▸ WORK REQUIRED
Identify the lines that include the word "name", then copy all of them.

[Dataset entries on figures]
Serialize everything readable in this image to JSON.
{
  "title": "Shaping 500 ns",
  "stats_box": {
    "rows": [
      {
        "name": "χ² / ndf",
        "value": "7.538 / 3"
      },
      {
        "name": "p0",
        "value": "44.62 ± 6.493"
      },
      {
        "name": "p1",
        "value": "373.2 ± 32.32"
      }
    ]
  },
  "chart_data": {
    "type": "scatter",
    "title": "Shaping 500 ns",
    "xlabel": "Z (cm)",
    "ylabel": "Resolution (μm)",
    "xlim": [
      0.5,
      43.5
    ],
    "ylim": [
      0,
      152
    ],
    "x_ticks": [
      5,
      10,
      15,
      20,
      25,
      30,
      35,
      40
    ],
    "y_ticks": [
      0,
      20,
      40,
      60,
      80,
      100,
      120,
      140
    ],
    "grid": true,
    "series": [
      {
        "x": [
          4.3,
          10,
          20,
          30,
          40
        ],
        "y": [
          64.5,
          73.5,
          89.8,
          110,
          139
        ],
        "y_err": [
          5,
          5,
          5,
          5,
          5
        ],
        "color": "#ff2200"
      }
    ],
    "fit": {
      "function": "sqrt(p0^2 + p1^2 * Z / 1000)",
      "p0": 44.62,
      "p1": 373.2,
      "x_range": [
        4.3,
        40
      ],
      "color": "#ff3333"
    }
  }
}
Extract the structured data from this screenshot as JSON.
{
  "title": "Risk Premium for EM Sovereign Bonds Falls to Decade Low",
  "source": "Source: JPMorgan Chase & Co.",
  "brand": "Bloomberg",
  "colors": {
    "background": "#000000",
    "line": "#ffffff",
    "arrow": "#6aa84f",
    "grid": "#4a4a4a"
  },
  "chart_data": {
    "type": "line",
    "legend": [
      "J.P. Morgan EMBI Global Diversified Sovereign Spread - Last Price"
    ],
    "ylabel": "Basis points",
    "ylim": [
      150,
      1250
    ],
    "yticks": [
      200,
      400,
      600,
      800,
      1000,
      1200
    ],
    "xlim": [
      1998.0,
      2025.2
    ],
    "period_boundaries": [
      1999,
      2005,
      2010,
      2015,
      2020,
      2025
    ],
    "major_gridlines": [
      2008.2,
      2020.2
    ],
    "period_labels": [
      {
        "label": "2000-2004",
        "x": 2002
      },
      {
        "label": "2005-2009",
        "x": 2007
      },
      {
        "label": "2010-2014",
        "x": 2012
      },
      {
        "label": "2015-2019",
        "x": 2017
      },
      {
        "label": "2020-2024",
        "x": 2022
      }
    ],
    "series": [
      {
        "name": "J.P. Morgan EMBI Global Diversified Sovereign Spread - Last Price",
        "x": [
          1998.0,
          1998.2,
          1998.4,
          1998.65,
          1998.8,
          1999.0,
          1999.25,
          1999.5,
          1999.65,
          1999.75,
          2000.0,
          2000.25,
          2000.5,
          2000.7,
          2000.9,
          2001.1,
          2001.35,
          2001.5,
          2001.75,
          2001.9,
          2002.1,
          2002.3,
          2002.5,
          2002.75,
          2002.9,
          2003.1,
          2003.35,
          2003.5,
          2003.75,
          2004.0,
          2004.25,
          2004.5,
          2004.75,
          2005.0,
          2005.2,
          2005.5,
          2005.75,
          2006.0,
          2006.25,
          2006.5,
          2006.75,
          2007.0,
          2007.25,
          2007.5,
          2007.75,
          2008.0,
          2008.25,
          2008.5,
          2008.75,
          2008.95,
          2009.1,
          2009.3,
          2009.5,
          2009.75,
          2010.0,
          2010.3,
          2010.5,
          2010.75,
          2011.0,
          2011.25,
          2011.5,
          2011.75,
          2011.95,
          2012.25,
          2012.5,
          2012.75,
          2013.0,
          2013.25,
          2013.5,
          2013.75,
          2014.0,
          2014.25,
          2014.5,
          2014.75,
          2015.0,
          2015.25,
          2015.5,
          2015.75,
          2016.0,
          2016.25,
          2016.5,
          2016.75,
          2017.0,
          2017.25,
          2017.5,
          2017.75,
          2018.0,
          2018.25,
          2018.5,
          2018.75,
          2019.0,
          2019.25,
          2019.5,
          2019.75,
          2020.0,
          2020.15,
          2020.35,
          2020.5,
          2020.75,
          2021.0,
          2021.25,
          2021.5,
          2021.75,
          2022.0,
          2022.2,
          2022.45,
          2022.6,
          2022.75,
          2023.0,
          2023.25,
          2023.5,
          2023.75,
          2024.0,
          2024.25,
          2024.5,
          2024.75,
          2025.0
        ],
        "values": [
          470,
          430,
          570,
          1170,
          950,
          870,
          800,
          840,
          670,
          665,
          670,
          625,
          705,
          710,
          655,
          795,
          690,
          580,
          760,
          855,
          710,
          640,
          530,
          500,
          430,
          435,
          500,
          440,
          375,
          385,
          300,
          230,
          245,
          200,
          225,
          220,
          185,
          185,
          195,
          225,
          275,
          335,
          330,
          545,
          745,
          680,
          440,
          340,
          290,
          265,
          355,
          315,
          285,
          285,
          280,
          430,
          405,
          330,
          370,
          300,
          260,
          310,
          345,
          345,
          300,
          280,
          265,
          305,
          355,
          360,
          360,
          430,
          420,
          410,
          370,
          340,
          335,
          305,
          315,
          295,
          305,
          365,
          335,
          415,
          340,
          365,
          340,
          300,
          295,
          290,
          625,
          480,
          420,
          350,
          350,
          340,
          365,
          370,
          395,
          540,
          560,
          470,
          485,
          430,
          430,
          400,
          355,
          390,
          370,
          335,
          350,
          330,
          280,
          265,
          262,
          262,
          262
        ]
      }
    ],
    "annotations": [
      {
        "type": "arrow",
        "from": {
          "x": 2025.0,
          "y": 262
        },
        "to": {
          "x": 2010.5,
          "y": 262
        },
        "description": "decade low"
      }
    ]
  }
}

▸ OUTPUT
        "name": "χ² / ndf",
        "name": "p0",
        "name": "p1",
        "name": "J.P. Morgan EMBI Global Diversified Sovereign Spread - Last Price",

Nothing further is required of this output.